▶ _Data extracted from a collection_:

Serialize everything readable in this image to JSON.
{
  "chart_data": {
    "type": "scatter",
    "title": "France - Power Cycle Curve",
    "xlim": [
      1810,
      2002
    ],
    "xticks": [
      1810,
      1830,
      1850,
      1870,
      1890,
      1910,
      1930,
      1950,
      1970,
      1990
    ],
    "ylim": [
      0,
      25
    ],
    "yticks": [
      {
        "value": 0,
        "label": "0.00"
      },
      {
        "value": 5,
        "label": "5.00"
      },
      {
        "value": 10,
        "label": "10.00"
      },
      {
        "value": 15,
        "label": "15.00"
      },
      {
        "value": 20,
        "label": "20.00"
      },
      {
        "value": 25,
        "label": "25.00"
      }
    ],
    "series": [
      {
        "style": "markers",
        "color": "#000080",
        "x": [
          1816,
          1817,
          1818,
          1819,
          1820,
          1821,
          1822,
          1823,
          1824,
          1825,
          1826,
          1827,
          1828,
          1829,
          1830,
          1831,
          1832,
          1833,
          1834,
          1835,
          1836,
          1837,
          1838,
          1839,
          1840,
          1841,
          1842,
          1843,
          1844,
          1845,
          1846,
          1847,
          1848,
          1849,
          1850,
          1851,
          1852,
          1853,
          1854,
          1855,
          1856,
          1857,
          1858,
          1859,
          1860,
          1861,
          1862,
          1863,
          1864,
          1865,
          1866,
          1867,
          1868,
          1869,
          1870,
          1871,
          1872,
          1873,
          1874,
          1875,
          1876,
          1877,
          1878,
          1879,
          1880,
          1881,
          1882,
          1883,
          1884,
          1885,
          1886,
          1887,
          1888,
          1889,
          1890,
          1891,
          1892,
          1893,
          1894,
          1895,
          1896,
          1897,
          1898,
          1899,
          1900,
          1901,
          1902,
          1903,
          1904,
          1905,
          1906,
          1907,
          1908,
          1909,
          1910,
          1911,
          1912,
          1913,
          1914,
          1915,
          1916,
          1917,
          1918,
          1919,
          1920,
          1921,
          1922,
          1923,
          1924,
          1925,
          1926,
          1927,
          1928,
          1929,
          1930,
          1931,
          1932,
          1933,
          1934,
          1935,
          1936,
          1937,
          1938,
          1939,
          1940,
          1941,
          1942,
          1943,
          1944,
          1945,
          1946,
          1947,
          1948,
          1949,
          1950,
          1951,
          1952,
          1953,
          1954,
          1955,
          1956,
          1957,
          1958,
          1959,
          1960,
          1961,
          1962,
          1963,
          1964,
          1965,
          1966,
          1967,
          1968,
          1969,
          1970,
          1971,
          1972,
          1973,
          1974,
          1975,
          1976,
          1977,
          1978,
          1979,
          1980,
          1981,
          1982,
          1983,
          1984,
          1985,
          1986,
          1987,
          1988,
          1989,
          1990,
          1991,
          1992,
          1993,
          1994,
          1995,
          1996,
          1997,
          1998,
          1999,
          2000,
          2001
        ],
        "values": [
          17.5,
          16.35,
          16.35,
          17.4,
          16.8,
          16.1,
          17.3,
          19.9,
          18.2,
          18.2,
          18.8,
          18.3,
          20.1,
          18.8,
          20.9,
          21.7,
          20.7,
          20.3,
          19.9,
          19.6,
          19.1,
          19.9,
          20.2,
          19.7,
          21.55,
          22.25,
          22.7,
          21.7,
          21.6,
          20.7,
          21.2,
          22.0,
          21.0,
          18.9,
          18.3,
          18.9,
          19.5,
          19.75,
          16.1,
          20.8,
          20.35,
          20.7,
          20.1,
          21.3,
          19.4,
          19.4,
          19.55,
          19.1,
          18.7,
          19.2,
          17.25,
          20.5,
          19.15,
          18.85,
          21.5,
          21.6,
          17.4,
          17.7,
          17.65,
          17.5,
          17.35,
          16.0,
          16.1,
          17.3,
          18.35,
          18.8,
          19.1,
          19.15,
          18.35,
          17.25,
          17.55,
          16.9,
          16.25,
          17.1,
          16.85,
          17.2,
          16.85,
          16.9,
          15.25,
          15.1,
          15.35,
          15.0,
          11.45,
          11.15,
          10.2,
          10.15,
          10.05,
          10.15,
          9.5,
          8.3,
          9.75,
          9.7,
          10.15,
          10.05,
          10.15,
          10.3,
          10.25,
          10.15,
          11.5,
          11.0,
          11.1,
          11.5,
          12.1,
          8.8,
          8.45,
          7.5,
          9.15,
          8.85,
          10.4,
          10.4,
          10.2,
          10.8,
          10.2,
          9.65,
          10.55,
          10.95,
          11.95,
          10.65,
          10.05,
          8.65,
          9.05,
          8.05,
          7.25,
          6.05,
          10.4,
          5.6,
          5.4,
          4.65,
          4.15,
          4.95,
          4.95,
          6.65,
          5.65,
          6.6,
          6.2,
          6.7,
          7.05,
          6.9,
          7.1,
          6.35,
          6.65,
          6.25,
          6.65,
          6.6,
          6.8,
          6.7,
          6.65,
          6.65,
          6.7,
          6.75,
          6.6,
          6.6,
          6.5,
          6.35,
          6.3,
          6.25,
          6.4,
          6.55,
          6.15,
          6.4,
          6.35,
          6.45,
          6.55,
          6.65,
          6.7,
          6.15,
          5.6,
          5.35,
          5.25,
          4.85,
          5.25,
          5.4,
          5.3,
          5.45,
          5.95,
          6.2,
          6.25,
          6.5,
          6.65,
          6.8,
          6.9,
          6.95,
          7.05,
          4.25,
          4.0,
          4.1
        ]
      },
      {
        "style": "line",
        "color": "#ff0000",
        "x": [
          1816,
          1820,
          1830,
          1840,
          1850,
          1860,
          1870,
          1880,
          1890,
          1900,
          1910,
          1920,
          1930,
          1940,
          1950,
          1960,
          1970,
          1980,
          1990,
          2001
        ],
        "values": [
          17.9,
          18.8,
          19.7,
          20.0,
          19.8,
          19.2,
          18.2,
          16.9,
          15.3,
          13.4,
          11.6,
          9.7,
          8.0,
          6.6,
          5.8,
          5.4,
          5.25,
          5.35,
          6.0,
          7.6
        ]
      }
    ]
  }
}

▶ _Prompt_: Give the data again, exactly as it stands.

▶ _Complete response_:
Serialize everything readable in this image to JSON.
{
  "chart_data": {
    "type": "scatter",
    "title": "France - Power Cycle Curve",
    "xlim": [
      1810,
      2002
    ],
    "xticks": [
      1810,
      1830,
      1850,
      1870,
      1890,
      1910,
      1930,
      1950,
      1970,
      1990
    ],
    "ylim": [
      0,
      25
    ],
    "yticks": [
      {
        "value": 0,
        "label": "0.00"
      },
      {
        "value": 5,
        "label": "5.00"
      },
      {
        "value": 10,
        "label": "10.00"
      },
      {
        "value": 15,
        "label": "15.00"
      },
      {
        "value": 20,
        "label": "20.00"
      },
      {
        "value": 25,
        "label": "25.00"
      }
    ],
    "series": [
      {
        "style": "markers",
        "color": "#000080",
        "x": [
          1816,
          1817,
          1818,
          1819,
          1820,
          1821,
          1822,
          1823,
          1824,
          1825,
          1826,
          1827,
          1828,
          1829,
          1830,
          1831,
          1832,
          1833,
          1834,
          1835,
          1836,
          1837,
          1838,
          1839,
          1840,
          1841,
          1842,
          1843,
          1844,
          1845,
          1846,
          1847,
          1848,
          1849,
          1850,
          1851,
          1852,
          1853,
          1854,
          1855,
          1856,
          1857,
          1858,
          1859,
          1860,
          1861,
          1862,
          1863,
          1864,
          1865,
          1866,
          1867,
          1868,
          1869,
          1870,
          1871,
          1872,
          1873,
          1874,
          1875,
          1876,
          1877,
          1878,
          1879,
          1880,
          1881,
          1882,
          1883,
          1884,
          1885,
          1886,
          1887,
          1888,
          1889,
          1890,
          1891,
          1892,
          1893,
          1894,
          1895,
          1896,
          1897,
          1898,
          1899,
          1900,
          1901,
          1902,
          1903,
          1904,
          1905,
          1906,
          1907,
          1908,
          1909,
          1910,
          1911,
          1912,
          1913,
          1914,
          1915,
          1916,
          1917,
          1918,
          1919,
          1920,
          1921,
          1922,
          1923,
          1924,
          1925,
          1926,
          1927,
          1928,
          1929,
          1930,
          1931,
          1932,
          1933,
          1934,
          1935,
          1936,
          1937,
          1938,
          1939,
          1940,
          1941,
          1942,
          1943,
          1944,
          1945,
          1946,
          1947,
          1948,
          1949,
          1950,
          1951,
          1952,
          1953,
          1954,
          1955,
          1956,
          1957,
          1958,
          1959,
          1960,
          1961,
          1962,
          1963,
          1964,
          1965,
          1966,
          1967,
          1968,
          1969,
          1970,
          1971,
          1972,
          1973,
          1974,
          1975,
          1976,
          1977,
          1978,
          1979,
          1980,
          1981,
          1982,
          1983,
          1984,
          1985,
          1986,
          1987,
          1988,
          1989,
          1990,
          1991,
          1992,
          1993,
          1994,
          1995,
          1996,
          1997,
          1998,
          1999,
          2000,
          2001
        ],
        "values": [
          17.5,
          16.35,
          16.35,
          17.4,
          16.8,
          16.1,
          17.3,
          19.9,
          18.2,
          18.2,
          18.8,
          18.3,
          20.1,
          18.8,
          20.9,
          21.7,
          20.7,
          20.3,
          19.9,
          19.6,
          19.1,
          19.9,
          20.2,
          19.7,
          21.55,
          22.25,
          22.7,
          21.7,
          21.6,
          20.7,
          21.2,
          22.0,
          21.0,
          18.9,
          18.3,
          18.9,
          19.5,
          19.75,
          16.1,
          20.8,
          20.35,
          20.7,
          20.1,
          21.3,
          19.4,
          19.4,
          19.55,
          19.1,
          18.7,
          19.2,
          17.25,
          20.5,
          19.15,
          18.85,
          21.5,
          21.6,
          17.4,
          17.7,
          17.65,
          17.5,
          17.35,
          16.0,
          16.1,
          17.3,
          18.35,
          18.8,
          19.1,
          19.15,
          18.35,
          17.25,
          17.55,
          16.9,
          16.25,
          17.1,
          16.85,
          17.2,
          16.85,
          16.9,
          15.25,
          15.1,
          15.35,
          15.0,
          11.45,
          11.15,
          10.2,
          10.15,
          10.05,
          10.15,
          9.5,
          8.3,
          9.75,
          9.7,
          10.15,
          10.05,
          10.15,
          10.3,
          10.25,
          10.15,
          11.5,
          11.0,
          11.1,
          11.5,
          12.1,
          8.8,
          8.45,
          7.5,
          9.15,
          8.85,
          10.4,
          10.4,
          10.2,
          10.8,
          10.2,
          9.65,
          10.55,
          10.95,
          11.95,
          10.65,
          10.05,
          8.65,
          9.05,
          8.05,
          7.25,
          6.05,
          10.4,
          5.6,
          5.4,
          4.65,
          4.15,
          4.95,
          4.95,
          6.65,
          5.65,
          6.6,
          6.2,
          6.7,
          7.05,
          6.9,
          7.1,
          6.35,
          6.65,
          6.25,
          6.65,
          6.6,
          6.8,
          6.7,
          6.65,
          6.65,
          6.7,
          6.75,
          6.6,
          6.6,
          6.5,
          6.35,
          6.3,
          6.25,
          6.4,
          6.55,
          6.15,
          6.4,
          6.35,
          6.45,
          6.55,
          6.65,
          6.7,
          6.15,
          5.6,
          5.35,
          5.25,
          4.85,
          5.25,
          5.4,
          5.3,
          5.45,
          5.95,
          6.2,
          6.25,
          6.5,
          6.65,
          6.8,
          6.9,
          6.95,
          7.05,
          4.25,
          4.0,
          4.1
        ]
      },
      {
        "style": "line",
        "color": "#ff0000",
        "x": [
          1816,
          1820,
          1830,
          1840,
          1850,
          1860,
          1870,
          1880,
          1890,
          1900,
          1910,
          1920,
          1930,
          1940,
          1950,
          1960,
          1970,
          1980,
          1990,
          2001
        ],
        "values": [
          17.9,
          18.8,
          19.7,
          20.0,
          19.8,
          19.2,
          18.2,
          16.9,
          15.3,
          13.4,
          11.6,
          9.7,
          8.0,
          6.6,
          5.8,
          5.4,
          5.25,
          5.35,
          6.0,
          7.6
        ]
      }
    ]
  }
}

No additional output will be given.